PROBLEM ▸
Copy the data exactly as it appears, and do not include any pictures.

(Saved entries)
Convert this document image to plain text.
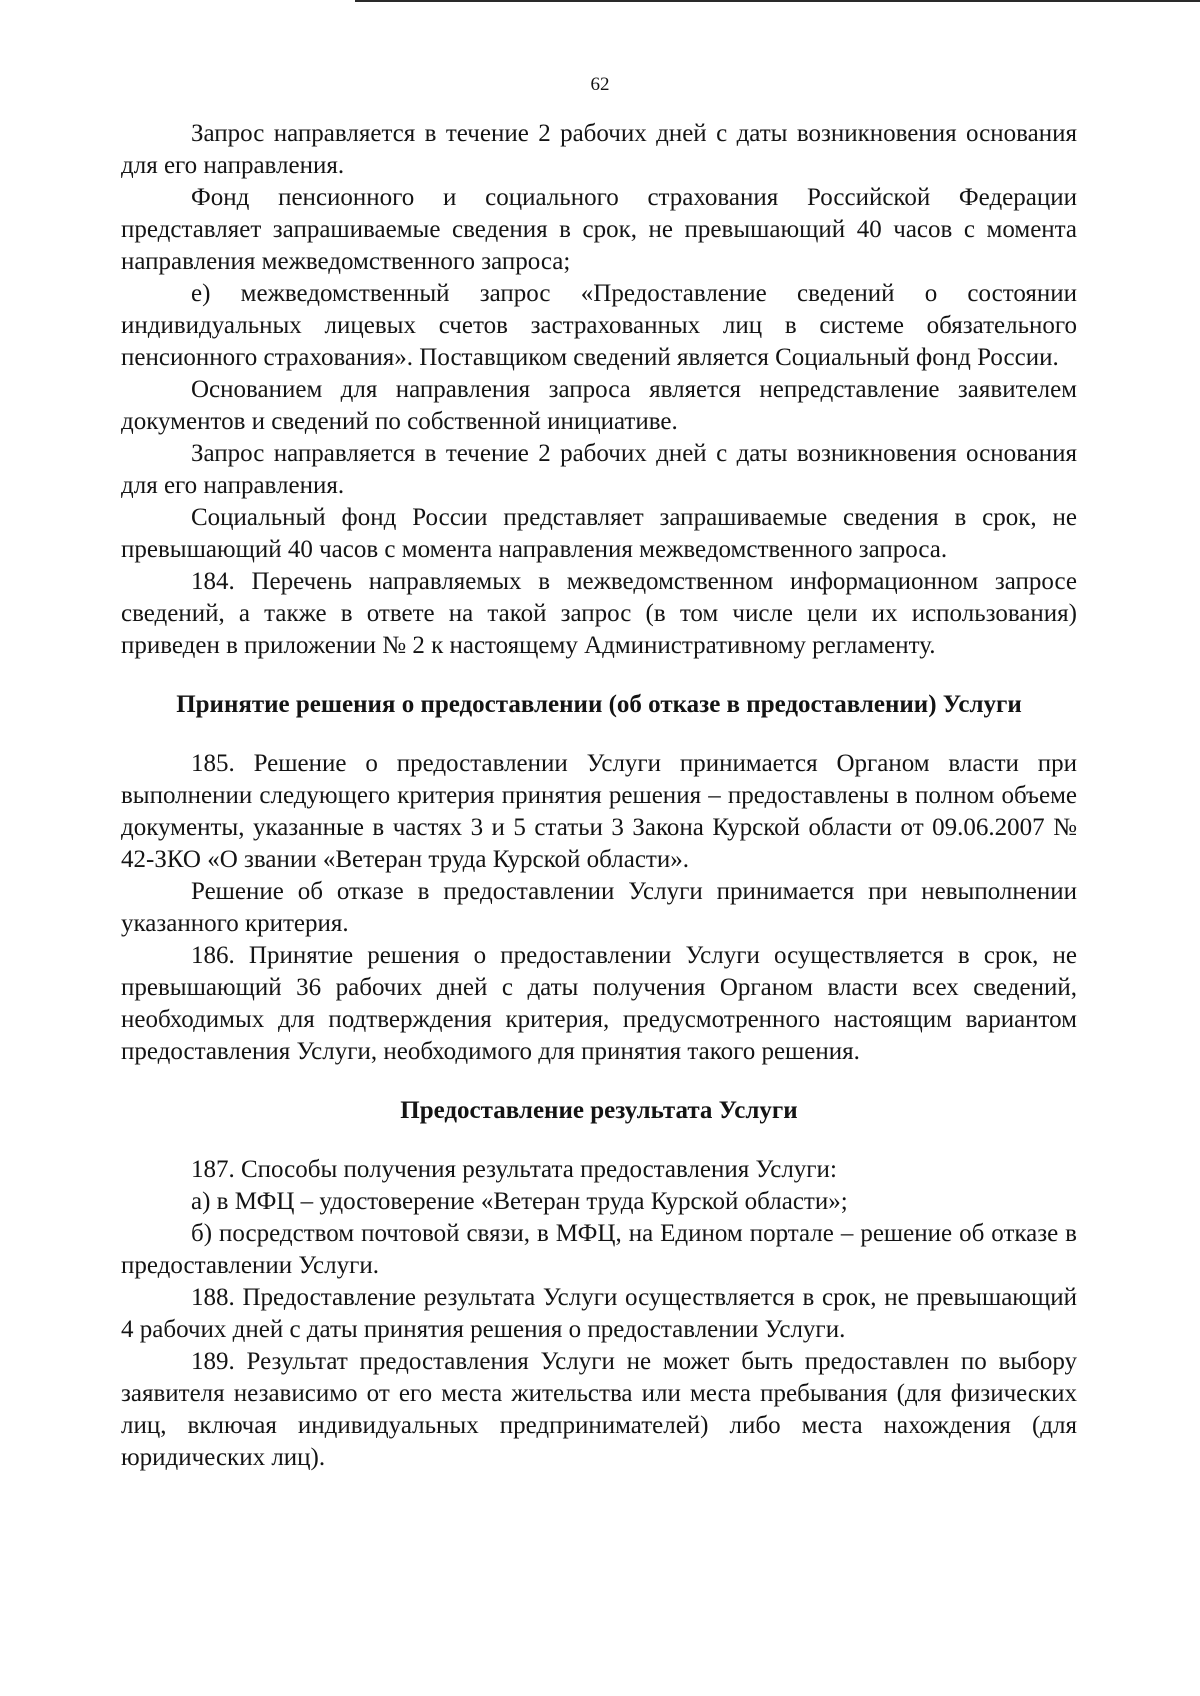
62

Запрос направляется в течение 2 рабочих дней с даты возникновения основания для его направления.

Фонд пенсионного и социального страхования Российской Федерации представляет запрашиваемые сведения в срок, не превышающий 40 часов с момента направления межведомственного запроса;

е) межведомственный запрос «Предоставление сведений о состоянии индивидуальных лицевых счетов застрахованных лиц в системе обязательного пенсионного страхования». Поставщиком сведений является Социальный фонд России.

Основанием для направления запроса является непредставление заявителем документов и сведений по собственной инициативе.

Запрос направляется в течение 2 рабочих дней с даты возникновения основания для его направления.

Социальный фонд России представляет запрашиваемые сведения в срок, не превышающий 40 часов с момента направления межведомственного запроса.

184. Перечень направляемых в межведомственном информационном запросе сведений, а также в ответе на такой запрос (в том числе цели их использования) приведен в приложении № 2 к настоящему Административному регламенту.

Принятие решения о предоставлении (об отказе в предоставлении) Услуги

185. Решение о предоставлении Услуги принимается Органом власти при выполнении следующего критерия принятия решения – предоставлены в полном объеме документы, указанные в частях 3 и 5 статьи 3 Закона Курской области от 09.06.2007 № 42-ЗКО «О звании «Ветеран труда Курской области».

Решение об отказе в предоставлении Услуги принимается при невыполнении указанного критерия.

186. Принятие решения о предоставлении Услуги осуществляется в срок, не превышающий 36 рабочих дней с даты получения Органом власти всех сведений, необходимых для подтверждения критерия, предусмотренного настоящим вариантом предоставления Услуги, необходимого для принятия такого решения.

Предоставление результата Услуги

187. Способы получения результата предоставления Услуги:

а) в МФЦ – удостоверение «Ветеран труда Курской области»;

б) посредством почтовой связи, в МФЦ, на Едином портале – решение об отказе в предоставлении Услуги.

188. Предоставление результата Услуги осуществляется в срок, не превышающий 4 рабочих дней с даты принятия решения о предоставлении Услуги.

189. Результат предоставления Услуги не может быть предоставлен по выбору заявителя независимо от его места жительства или места пребывания (для физических лиц, включая индивидуальных предпринимателей) либо места нахождения (для юридических лиц).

FULL RESPONSE ▸
Convert this document image to plain text.
62

Запрос направляется в течение 2 рабочих дней с даты возникновения основания для его направления.

Фонд пенсионного и социального страхования Российской Федерации представляет запрашиваемые сведения в срок, не превышающий 40 часов с момента направления межведомственного запроса;

е) межведомственный запрос «Предоставление сведений о состоянии индивидуальных лицевых счетов застрахованных лиц в системе обязательного пенсионного страхования». Поставщиком сведений является Социальный фонд России.

Основанием для направления запроса является непредставление заявителем документов и сведений по собственной инициативе.

Запрос направляется в течение 2 рабочих дней с даты возникновения основания для его направления.

Социальный фонд России представляет запрашиваемые сведения в срок, не превышающий 40 часов с момента направления межведомственного запроса.

184. Перечень направляемых в межведомственном информационном запросе сведений, а также в ответе на такой запрос (в том числе цели их использования) приведен в приложении № 2 к настоящему Административному регламенту.

Принятие решения о предоставлении (об отказе в предоставлении) Услуги

185. Решение о предоставлении Услуги принимается Органом власти при выполнении следующего критерия принятия решения – предоставлены в полном объеме документы, указанные в частях 3 и 5 статьи 3 Закона Курской области от 09.06.2007 № 42-ЗКО «О звании «Ветеран труда Курской области».

Решение об отказе в предоставлении Услуги принимается при невыполнении указанного критерия.

186. Принятие решения о предоставлении Услуги осуществляется в срок, не превышающий 36 рабочих дней с даты получения Органом власти всех сведений, необходимых для подтверждения критерия, предусмотренного настоящим вариантом предоставления Услуги, необходимого для принятия такого решения.

Предоставление результата Услуги

187. Способы получения результата предоставления Услуги:

а) в МФЦ – удостоверение «Ветеран труда Курской области»;

б) посредством почтовой связи, в МФЦ, на Едином портале – решение об отказе в предоставлении Услуги.

188. Предоставление результата Услуги осуществляется в срок, не превышающий 4 рабочих дней с даты принятия решения о предоставлении Услуги.

189. Результат предоставления Услуги не может быть предоставлен по выбору заявителя независимо от его места жительства или места пребывания (для физических лиц, включая индивидуальных предпринимателей) либо места нахождения (для юридических лиц).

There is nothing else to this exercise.